Restate the data below word for word. Skip any images it contains.

——————————

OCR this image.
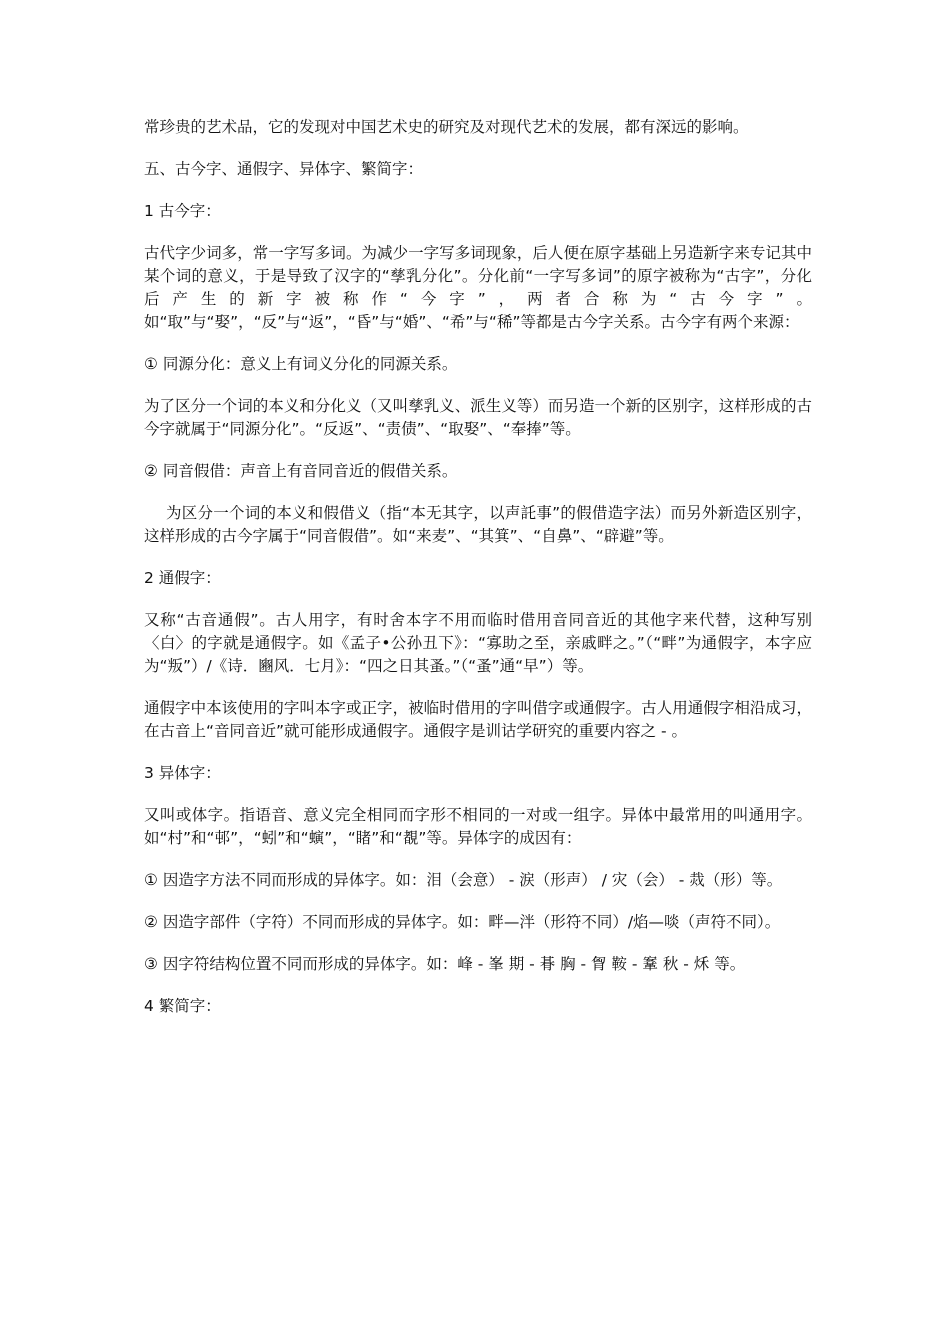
常珍贵的艺术品，它的发现对中国艺术史的研究及对现代艺术的发展，都有深远的影响。

五、古今字、通假字、异体字、繁简字：

1 古今字：

古代字少词多，常一字写多词。为减少一字写多词现象，后人便在原字基础上另造新字来专记其中某个词的意义，于是导致了汉字的“孳乳分化”。分化前“一字写多词”的原字被称为“古字”，分化后产生的新字被称作“今字”，两者合称为“古今字”。如“取”与“娶”，“反”与“返”，“昏”与“婚”、“希”与“稀”等都是古今字关系。古今字有两个来源：

① 同源分化：意义上有词义分化的同源关系。

为了区分一个词的本义和分化义（又叫孳乳义、派生义等）而另造一个新的区别字，这样形成的古今字就属于“同源分化”。“反返”、“责债”、“取娶”、“奉捧”等。

② 同音假借：声音上有音同音近的假借关系。

为区分一个词的本义和假借义（指“本无其字，以声託事”的假借造字法）而另外新造区别字，这样形成的古今字属于“同音假借”。如“来麦”、“其箕”、“自鼻”、“辟避”等。

2 通假字：

又称“古音通假”。古人用字，有时舍本字不用而临时借用音同音近的其他字来代替，这种写别〈白〉的字就是通假字。如《孟子•公孙丑下》：“寡助之至，亲戚畔之。”（“畔”为通假字，本字应为“叛”）/《诗．豳风．七月》：“四之日其蚤。”（“蚤”通“早”）等。

通假字中本该使用的字叫本字或正字，被临时借用的字叫借字或通假字。古人用通假字相沿成习，在古音上“音同音近”就可能形成通假字。通假字是训诂学研究的重要内容之 - 。

3 异体字：

又叫或体字。指语音、意义完全相同而字形不相同的一对或一组字。异体中最常用的叫通用字。如“村”和“邨”，“蚓”和“螾”，“睹”和“覩”等。异体字的成因有：

① 因造字方法不同而形成的异体字。如：泪（会意） - 涙（形声） / 灾（会） - 烖（形）等。

② 因造字部件（字符）不同而形成的异体字。如：畔—泮（形符不同）/焰—啖（声符不同）。

③ 因字符结构位置不同而形成的异体字。如：峰 - 峯 期 - 朞 胸 - 胷 鞍 - 鞌 秋 - 秌 等。

4 繁简字：
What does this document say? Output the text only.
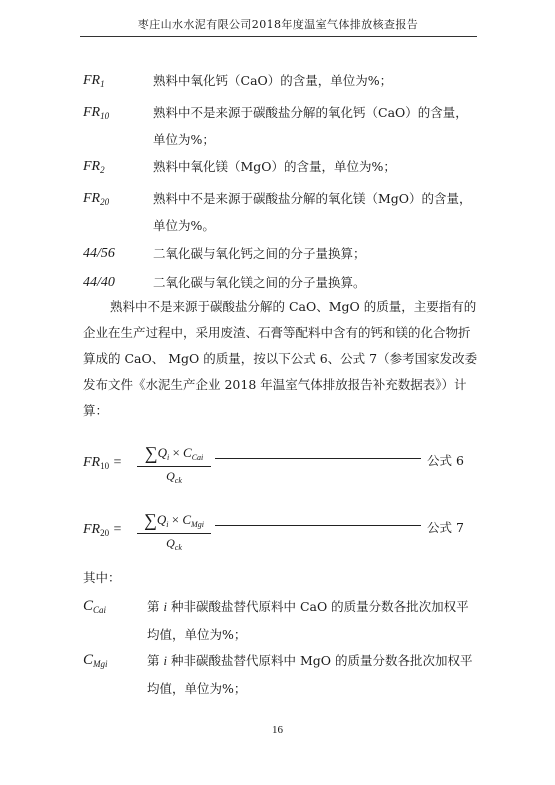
枣庄山水水泥有限公司2018年度温室气体排放核查报告
$FR_1$	熟料中氧化钙（CaO）的含量，单位为%；
$FR_{10}$	熟料中不是来源于碳酸盐分解的氧化钙（CaO）的含量，单位为%；
$FR_2$	熟料中氧化镁（MgO）的含量，单位为%；
$FR_{20}$	熟料中不是来源于碳酸盐分解的氧化镁（MgO）的含量，单位为%。
44/56	二氧化碳与氧化钙之间的分子量换算；
44/40	二氧化碳与氧化镁之间的分子量换算。

熟料中不是来源于碳酸盐分解的 CaO、MgO 的质量，主要指有的企业在生产过程中，采用废渣、石膏等配料中含有的钙和镁的化合物折算成的 CaO、 MgO 的质量，按以下公式 6、公式 7（参考国家发改委发布文件《水泥生产企业 2018 年温室气体排放报告补充数据表》）计算：

$FR_{10}$ =	$\sum Q_i \times C_{Cai}$
$Q_{ck}$
公式 6
$FR_{20}$ =	$\sum Q_i \times C_{Mgi}$
$Q_{ck}$
公式 7
其中：
$C_{Cai}$	第 i 种非碳酸盐替代原料中 CaO 的质量分数各批次加权平均值，单位为%；
$C_{Mgi}$	第 i 种非碳酸盐替代原料中 MgO 的质量分数各批次加权平均值，单位为%；
16
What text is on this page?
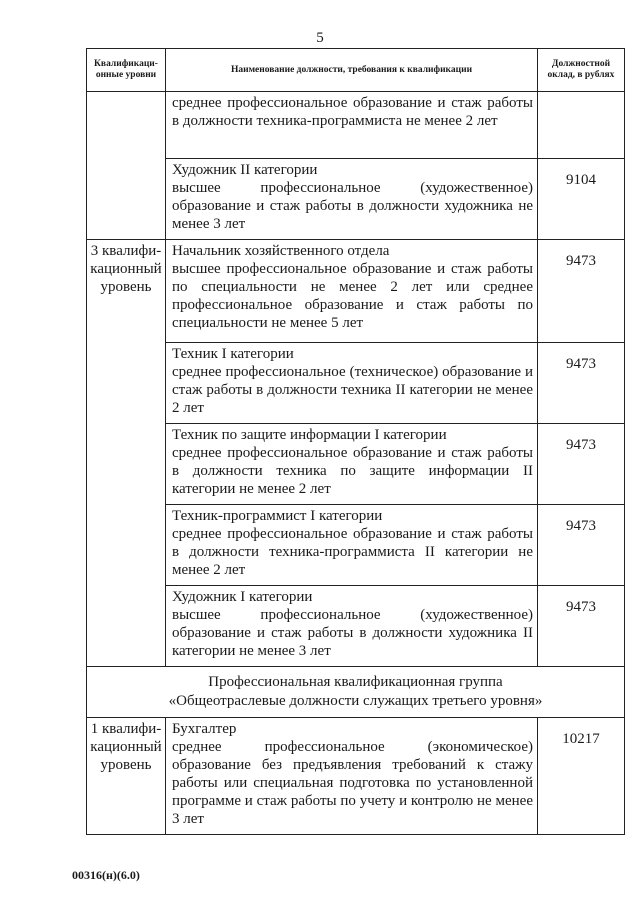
5
Квалификаци-онные уровни	Наименование должности, требования к квалификации	Должностной оклад, в рублях

	среднее профессиональное образование и стаж работы в должности техника-программиста не менее 2 лет	

	Художник II категории
высшее профессиональное (художественное) образование и стаж работы в должности художника не менее 3 лет	9104
3 квалифи-кационный уровень	Начальник хозяйственного отдела
высшее профессиональное образование и стаж работы по специальности не менее 2 лет или среднее профессиональное образование и стаж работы по специальности не менее 5 лет	9473

	Техник I категории
среднее профессиональное (техническое) образование и стаж работы в должности техника II категории не менее 2 лет	9473

	Техник по защите информации I категории
среднее профессиональное образование и стаж работы в должности техника по защите информации II категории не менее 2 лет	9473

	Техник-программист I категории
среднее профессиональное образование и стаж работы в должности техника-программиста II категории не менее 2 лет	9473

	Художник I категории
высшее профессиональное (художественное) образование и стаж работы в должности художника II категории не менее 3 лет	9473

Профессиональная квалификационная группа
«Общеотраслевые должности служащих третьего уровня»		

1 квалифи-кационный уровень	Бухгалтер
среднее профессиональное (экономическое) образование без предъявления требований к стажу работы или специальная подготовка по установленной программе и стаж работы по учету и контролю не менее 3 лет	10217
00316(н)(6.0)
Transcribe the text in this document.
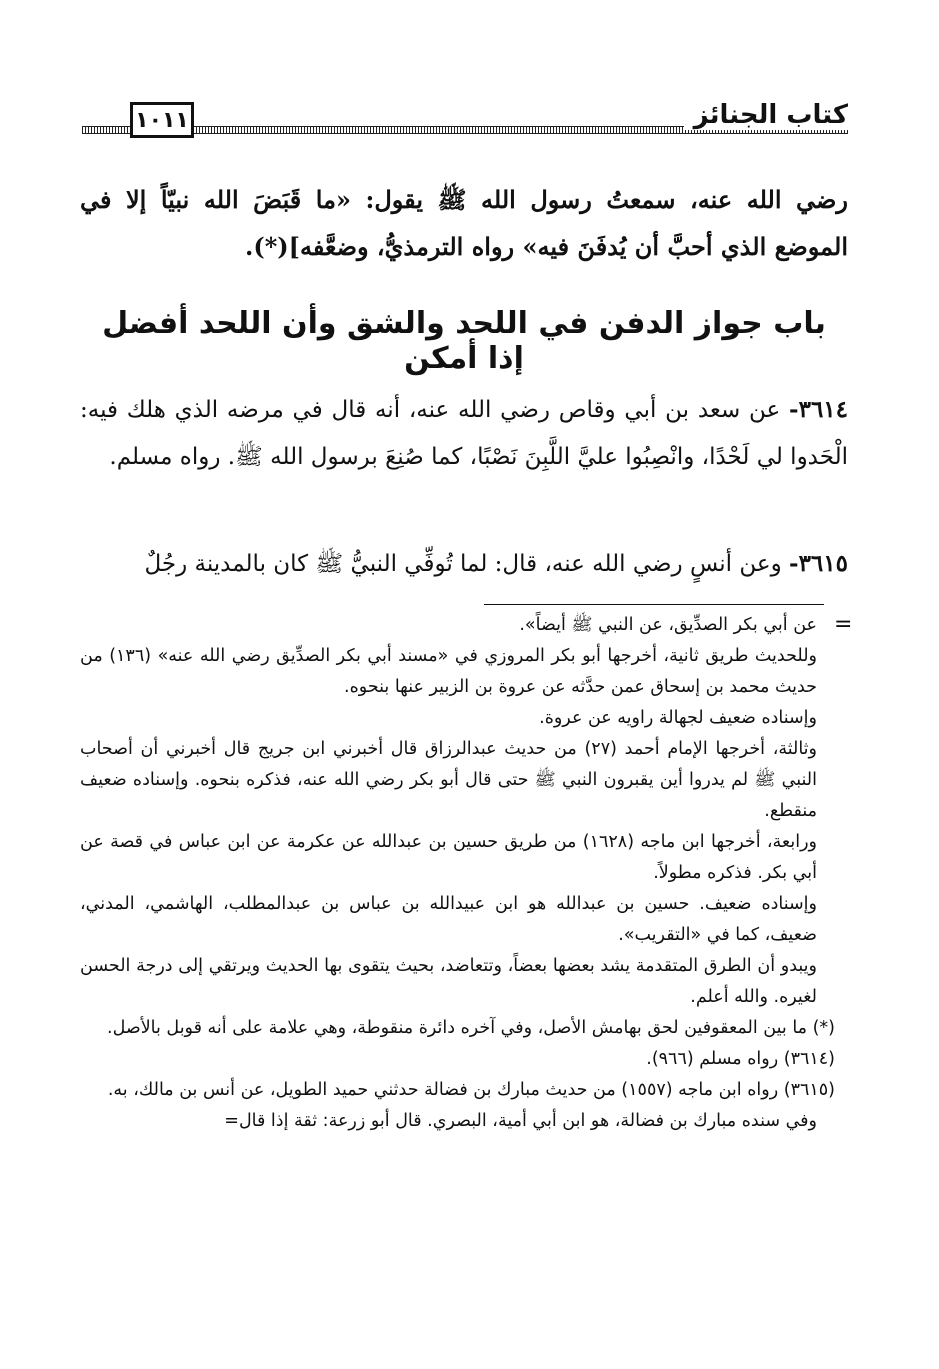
كتاب الجنائز
١٠١١

رضي الله عنه، سمعتُ رسول الله ﷺ يقول: «ما قَبَضَ الله نبيّاً إلا في الموضع الذي أحبَّ أن يُدفَنَ فيه» رواه الترمذيُّ، وضعَّفه](*).

باب جواز الدفن في اللحد والشق وأن اللحد أفضل إذا أمكن

٣٦١٤- عن سعد بن أبي وقاص رضي الله عنه، أنه قال في مرضه الذي هلك فيه: الْحَدوا لي لَحْدًا، وانْصِبُوا عليَّ اللَّبِنَ نَصْبًا، كما صُنِعَ برسول الله ﷺ. رواه مسلم.

٣٦١٥- وعن أنسٍ رضي الله عنه، قال: لما تُوفِّي النبيُّ ﷺ كان بالمدينة رجُلٌ

=

عن أبي بكر الصدِّيق، عن النبي ﷺ أيضاً».

وللحديث طريق ثانية، أخرجها أبو بكر المروزي في «مسند أبي بكر الصدِّيق رضي الله عنه» (١٣٦) من حديث محمد بن إسحاق عمن حدَّثه عن عروة بن الزبير عنها بنحوه.

وإسناده ضعيف لجهالة راويه عن عروة.

وثالثة، أخرجها الإمام أحمد (٢٧) من حديث عبدالرزاق قال أخبرني ابن جريج قال أخبرني أن أصحاب النبي ﷺ لم يدروا أين يقبرون النبي ﷺ حتى قال أبو بكر رضي الله عنه، فذكره بنحوه. وإسناده ضعيف منقطع.

ورابعة، أخرجها ابن ماجه (١٦٢٨) من طريق حسين بن عبدالله عن عكرمة عن ابن عباس في قصة عن أبي بكر. فذكره مطولاً.

وإسناده ضعيف. حسين بن عبدالله هو ابن عبيدالله بن عباس بن عبدالمطلب، الهاشمي، المدني، ضعيف، كما في «التقريب».

ويبدو أن الطرق المتقدمة يشد بعضها بعضاً، وتتعاضد، بحيث يتقوى بها الحديث ويرتقي إلى درجة الحسن لغيره. والله أعلم.

(*) ما بين المعقوفين لحق بهامش الأصل، وفي آخره دائرة منقوطة، وهي علامة على أنه قوبل بالأصل.

(٣٦١٤) رواه مسلم (٩٦٦).

(٣٦١٥) رواه ابن ماجه (١٥٥٧) من حديث مبارك بن فضالة حدثني حميد الطويل، عن أنس بن مالك، به.

وفي سنده مبارك بن فضالة، هو ابن أبي أمية، البصري. قال أبو زرعة: ثقة إذا قال=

——————————

Correct response
OCR this image.
常珍贵的艺术品，它的发现对中国艺术史的研究及对现代艺术的发展，都有深远的影响。

五、古今字、通假字、异体字、繁简字：

1 古今字：

古代字少词多，常一字写多词。为减少一字写多词现象，后人便在原字基础上另造新字来专记其中某个词的意义，于是导致了汉字的“孳乳分化”。分化前“一字写多词”的原字被称为“古字”，分化后产生的新字被称作“今字”，两者合称为“古今字”。如“取”与“娶”，“反”与“返”，“昏”与“婚”、“希”与“稀”等都是古今字关系。古今字有两个来源：

① 同源分化：意义上有词义分化的同源关系。

为了区分一个词的本义和分化义（又叫孳乳义、派生义等）而另造一个新的区别字，这样形成的古今字就属于“同源分化”。“反返”、“责债”、“取娶”、“奉捧”等。

② 同音假借：声音上有音同音近的假借关系。

为区分一个词的本义和假借义（指“本无其字，以声託事”的假借造字法）而另外新造区别字，这样形成的古今字属于“同音假借”。如“来麦”、“其箕”、“自鼻”、“辟避”等。

2 通假字：

又称“古音通假”。古人用字，有时舍本字不用而临时借用音同音近的其他字来代替，这种写别〈白〉的字就是通假字。如《孟子•公孙丑下》：“寡助之至，亲戚畔之。”（“畔”为通假字，本字应为“叛”）/《诗．豳风．七月》：“四之日其蚤。”（“蚤”通“早”）等。

通假字中本该使用的字叫本字或正字，被临时借用的字叫借字或通假字。古人用通假字相沿成习，在古音上“音同音近”就可能形成通假字。通假字是训诂学研究的重要内容之 - 。

3 异体字：

又叫或体字。指语音、意义完全相同而字形不相同的一对或一组字。异体中最常用的叫通用字。如“村”和“邨”，“蚓”和“螾”，“睹”和“覩”等。异体字的成因有：

① 因造字方法不同而形成的异体字。如：泪（会意） - 涙（形声） / 灾（会） - 烖（形）等。

② 因造字部件（字符）不同而形成的异体字。如：畔—泮（形符不同）/焰—啖（声符不同）。

③ 因字符结构位置不同而形成的异体字。如：峰 - 峯 期 - 朞 胸 - 胷 鞍 - 鞌 秋 - 秌 等。

4 繁简字：
What does this document say? Output the text only.
枣庄山水水泥有限公司2018年度温室气体排放核查报告
$FR_1$	熟料中氧化钙（CaO）的含量，单位为%；
$FR_{10}$	熟料中不是来源于碳酸盐分解的氧化钙（CaO）的含量，单位为%；
$FR_2$	熟料中氧化镁（MgO）的含量，单位为%；
$FR_{20}$	熟料中不是来源于碳酸盐分解的氧化镁（MgO）的含量，单位为%。
44/56	二氧化碳与氧化钙之间的分子量换算；
44/40	二氧化碳与氧化镁之间的分子量换算。

熟料中不是来源于碳酸盐分解的 CaO、MgO 的质量，主要指有的企业在生产过程中，采用废渣、石膏等配料中含有的钙和镁的化合物折算成的 CaO、 MgO 的质量，按以下公式 6、公式 7（参考国家发改委发布文件《水泥生产企业 2018 年温室气体排放报告补充数据表》）计算：

$FR_{10}$ =	$\sum Q_i \times C_{Cai}$
$Q_{ck}$
公式 6
$FR_{20}$ =	$\sum Q_i \times C_{Mgi}$
$Q_{ck}$
公式 7
其中：
$C_{Cai}$	第 i 种非碳酸盐替代原料中 CaO 的质量分数各批次加权平均值，单位为%；
$C_{Mgi}$	第 i 种非碳酸盐替代原料中 MgO 的质量分数各批次加权平均值，单位为%；
16
What text is on this page?
5
Квалификаци-онные уровни	Наименование должности, требования к квалификации	Должностной оклад, в рублях

	среднее профессиональное образование и стаж работы в должности техника-программиста не менее 2 лет	

	Художник II категории
высшее профессиональное (художественное) образование и стаж работы в должности художника не менее 3 лет	9104
3 квалифи-кационный уровень	Начальник хозяйственного отдела
высшее профессиональное образование и стаж работы по специальности не менее 2 лет или среднее профессиональное образование и стаж работы по специальности не менее 5 лет	9473

	Техник I категории
среднее профессиональное (техническое) образование и стаж работы в должности техника II категории не менее 2 лет	9473

	Техник по защите информации I категории
среднее профессиональное образование и стаж работы в должности техника по защите информации II категории не менее 2 лет	9473

	Техник-программист I категории
среднее профессиональное образование и стаж работы в должности техника-программиста II категории не менее 2 лет	9473

	Художник I категории
высшее профессиональное (художественное) образование и стаж работы в должности художника II категории не менее 3 лет	9473

Профессиональная квалификационная группа
«Общеотраслевые должности служащих третьего уровня»		

1 квалифи-кационный уровень	Бухгалтер
среднее профессиональное (экономическое) образование без предъявления требований к стажу работы или специальная подготовка по установленной программе и стаж работы по учету и контролю не менее 3 лет	10217
00316(н)(6.0)
Transcribe the text in this document.
كتاب الجنائز
١٠١١

رضي الله عنه، سمعتُ رسول الله ﷺ يقول: «ما قَبَضَ الله نبيّاً إلا في الموضع الذي أحبَّ أن يُدفَنَ فيه» رواه الترمذيُّ، وضعَّفه](*).

باب جواز الدفن في اللحد والشق وأن اللحد أفضل إذا أمكن

٣٦١٤- عن سعد بن أبي وقاص رضي الله عنه، أنه قال في مرضه الذي هلك فيه: الْحَدوا لي لَحْدًا، وانْصِبُوا عليَّ اللَّبِنَ نَصْبًا، كما صُنِعَ برسول الله ﷺ. رواه مسلم.

٣٦١٥- وعن أنسٍ رضي الله عنه، قال: لما تُوفِّي النبيُّ ﷺ كان بالمدينة رجُلٌ

=

عن أبي بكر الصدِّيق، عن النبي ﷺ أيضاً».

وللحديث طريق ثانية، أخرجها أبو بكر المروزي في «مسند أبي بكر الصدِّيق رضي الله عنه» (١٣٦) من حديث محمد بن إسحاق عمن حدَّثه عن عروة بن الزبير عنها بنحوه.

وإسناده ضعيف لجهالة راويه عن عروة.

وثالثة، أخرجها الإمام أحمد (٢٧) من حديث عبدالرزاق قال أخبرني ابن جريج قال أخبرني أن أصحاب النبي ﷺ لم يدروا أين يقبرون النبي ﷺ حتى قال أبو بكر رضي الله عنه، فذكره بنحوه. وإسناده ضعيف منقطع.

ورابعة، أخرجها ابن ماجه (١٦٢٨) من طريق حسين بن عبدالله عن عكرمة عن ابن عباس في قصة عن أبي بكر. فذكره مطولاً.

وإسناده ضعيف. حسين بن عبدالله هو ابن عبيدالله بن عباس بن عبدالمطلب، الهاشمي، المدني، ضعيف، كما في «التقريب».

ويبدو أن الطرق المتقدمة يشد بعضها بعضاً، وتتعاضد، بحيث يتقوى بها الحديث ويرتقي إلى درجة الحسن لغيره. والله أعلم.

(*) ما بين المعقوفين لحق بهامش الأصل، وفي آخره دائرة منقوطة، وهي علامة على أنه قوبل بالأصل.

(٣٦١٤) رواه مسلم (٩٦٦).

(٣٦١٥) رواه ابن ماجه (١٥٥٧) من حديث مبارك بن فضالة حدثني حميد الطويل، عن أنس بن مالك، به.

وفي سنده مبارك بن فضالة، هو ابن أبي أمية، البصري. قال أبو زرعة: ثقة إذا قال=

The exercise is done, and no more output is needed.